Write out the data again exactly, skipping every picture.

-*-

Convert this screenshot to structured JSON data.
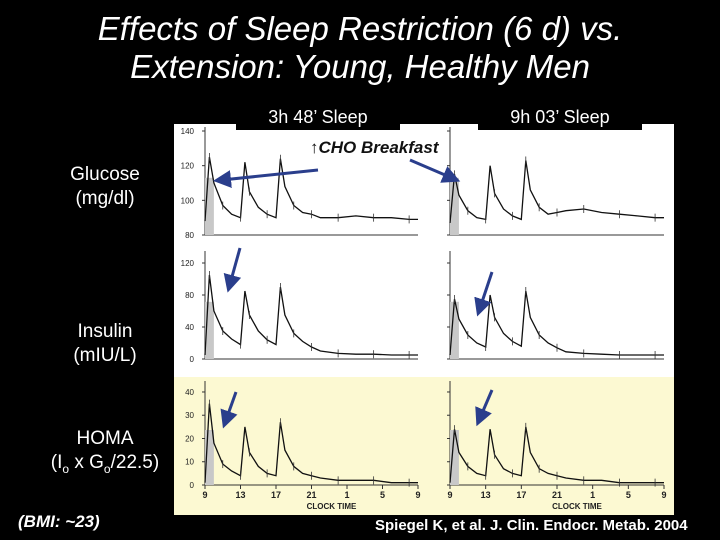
{
  "slide": {
    "title_line1": "Effects of Sleep Restriction (6 d) vs.",
    "title_line2": "Extension: Young, Healthy Men",
    "label_glucose_1": "Glucose",
    "label_glucose_2": "(mg/dl)",
    "label_insulin_1": "Insulin",
    "label_insulin_2": "(mIU/L)",
    "label_homa_1": "HOMA",
    "label_homa_2": "(I",
    "label_homa_sub1": "o",
    "label_homa_mid": " x G",
    "label_homa_sub2": "o",
    "label_homa_end": "/22.5)",
    "bmi_note": "(BMI: ~23)",
    "citation": "Spiegel K, et al. J. Clin. Endocr. Metab. 2004"
  },
  "chart_data": {
    "type": "line",
    "columns": [
      "3h 48’ Sleep",
      "9h 03’ Sleep"
    ],
    "annotation": "↑CHO Breakfast",
    "xlabel": "CLOCK TIME",
    "x_ticks": [
      "9",
      "13",
      "17",
      "21",
      "1",
      "5",
      "9"
    ],
    "rows": [
      {
        "name": "glucose",
        "y_ticks": [
          "140",
          "120",
          "100",
          "80"
        ],
        "ylim": [
          80,
          140
        ]
      },
      {
        "name": "insulin",
        "y_ticks": [
          "120",
          "80",
          "40",
          "0"
        ],
        "ylim": [
          0,
          130
        ]
      },
      {
        "name": "homa",
        "y_ticks": [
          "40",
          "30",
          "20",
          "10",
          "0"
        ],
        "ylim": [
          0,
          43
        ]
      }
    ],
    "x": [
      9,
      9.5,
      10,
      11,
      12,
      13,
      13.5,
      14,
      15,
      16,
      17,
      17.5,
      18,
      19,
      20,
      21,
      22,
      24,
      26,
      28,
      30,
      32,
      33
    ],
    "series": [
      {
        "row": "glucose",
        "column": 0,
        "values": [
          88,
          125,
          110,
          97,
          92,
          90,
          122,
          105,
          96,
          92,
          90,
          124,
          108,
          97,
          93,
          92,
          90,
          90,
          91,
          90,
          90,
          89,
          89
        ]
      },
      {
        "row": "glucose",
        "column": 1,
        "values": [
          87,
          115,
          103,
          94,
          90,
          89,
          120,
          104,
          95,
          91,
          89,
          123,
          106,
          96,
          92,
          93,
          94,
          95,
          93,
          92,
          91,
          90,
          90
        ]
      },
      {
        "row": "insulin",
        "column": 0,
        "values": [
          5,
          105,
          60,
          35,
          25,
          18,
          85,
          55,
          35,
          24,
          18,
          90,
          55,
          32,
          22,
          15,
          10,
          7,
          6,
          6,
          5,
          5,
          5
        ]
      },
      {
        "row": "insulin",
        "column": 1,
        "values": [
          5,
          75,
          50,
          30,
          20,
          15,
          80,
          52,
          32,
          22,
          16,
          85,
          52,
          30,
          20,
          14,
          9,
          7,
          6,
          5,
          5,
          5,
          5
        ]
      },
      {
        "row": "homa",
        "column": 0,
        "values": [
          1,
          35,
          18,
          9,
          6,
          4,
          25,
          14,
          8,
          5,
          4,
          27,
          15,
          8,
          5,
          4,
          3,
          2,
          2,
          2,
          1,
          1,
          1
        ]
      },
      {
        "row": "homa",
        "column": 1,
        "values": [
          1,
          24,
          14,
          8,
          5,
          4,
          24,
          13,
          7,
          5,
          4,
          25,
          14,
          7,
          5,
          4,
          3,
          2,
          2,
          1,
          1,
          1,
          1
        ]
      }
    ]
  }
}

-*-

■ Output
Convert this screenshot to structured JSON data.
{
  "slide": {
    "title_line1": "Effects of Sleep Restriction (6 d) vs.",
    "title_line2": "Extension: Young, Healthy Men",
    "label_glucose_1": "Glucose",
    "label_glucose_2": "(mg/dl)",
    "label_insulin_1": "Insulin",
    "label_insulin_2": "(mIU/L)",
    "label_homa_1": "HOMA",
    "label_homa_2": "(I",
    "label_homa_sub1": "o",
    "label_homa_mid": " x G",
    "label_homa_sub2": "o",
    "label_homa_end": "/22.5)",
    "bmi_note": "(BMI: ~23)",
    "citation": "Spiegel K, et al. J. Clin. Endocr. Metab. 2004"
  },
  "chart_data": {
    "type": "line",
    "columns": [
      "3h 48’ Sleep",
      "9h 03’ Sleep"
    ],
    "annotation": "↑CHO Breakfast",
    "xlabel": "CLOCK TIME",
    "x_ticks": [
      "9",
      "13",
      "17",
      "21",
      "1",
      "5",
      "9"
    ],
    "rows": [
      {
        "name": "glucose",
        "y_ticks": [
          "140",
          "120",
          "100",
          "80"
        ],
        "ylim": [
          80,
          140
        ]
      },
      {
        "name": "insulin",
        "y_ticks": [
          "120",
          "80",
          "40",
          "0"
        ],
        "ylim": [
          0,
          130
        ]
      },
      {
        "name": "homa",
        "y_ticks": [
          "40",
          "30",
          "20",
          "10",
          "0"
        ],
        "ylim": [
          0,
          43
        ]
      }
    ],
    "x": [
      9,
      9.5,
      10,
      11,
      12,
      13,
      13.5,
      14,
      15,
      16,
      17,
      17.5,
      18,
      19,
      20,
      21,
      22,
      24,
      26,
      28,
      30,
      32,
      33
    ],
    "series": [
      {
        "row": "glucose",
        "column": 0,
        "values": [
          88,
          125,
          110,
          97,
          92,
          90,
          122,
          105,
          96,
          92,
          90,
          124,
          108,
          97,
          93,
          92,
          90,
          90,
          91,
          90,
          90,
          89,
          89
        ]
      },
      {
        "row": "glucose",
        "column": 1,
        "values": [
          87,
          115,
          103,
          94,
          90,
          89,
          120,
          104,
          95,
          91,
          89,
          123,
          106,
          96,
          92,
          93,
          94,
          95,
          93,
          92,
          91,
          90,
          90
        ]
      },
      {
        "row": "insulin",
        "column": 0,
        "values": [
          5,
          105,
          60,
          35,
          25,
          18,
          85,
          55,
          35,
          24,
          18,
          90,
          55,
          32,
          22,
          15,
          10,
          7,
          6,
          6,
          5,
          5,
          5
        ]
      },
      {
        "row": "insulin",
        "column": 1,
        "values": [
          5,
          75,
          50,
          30,
          20,
          15,
          80,
          52,
          32,
          22,
          16,
          85,
          52,
          30,
          20,
          14,
          9,
          7,
          6,
          5,
          5,
          5,
          5
        ]
      },
      {
        "row": "homa",
        "column": 0,
        "values": [
          1,
          35,
          18,
          9,
          6,
          4,
          25,
          14,
          8,
          5,
          4,
          27,
          15,
          8,
          5,
          4,
          3,
          2,
          2,
          2,
          1,
          1,
          1
        ]
      },
      {
        "row": "homa",
        "column": 1,
        "values": [
          1,
          24,
          14,
          8,
          5,
          4,
          24,
          13,
          7,
          5,
          4,
          25,
          14,
          7,
          5,
          4,
          3,
          2,
          2,
          1,
          1,
          1,
          1
        ]
      }
    ]
  }
}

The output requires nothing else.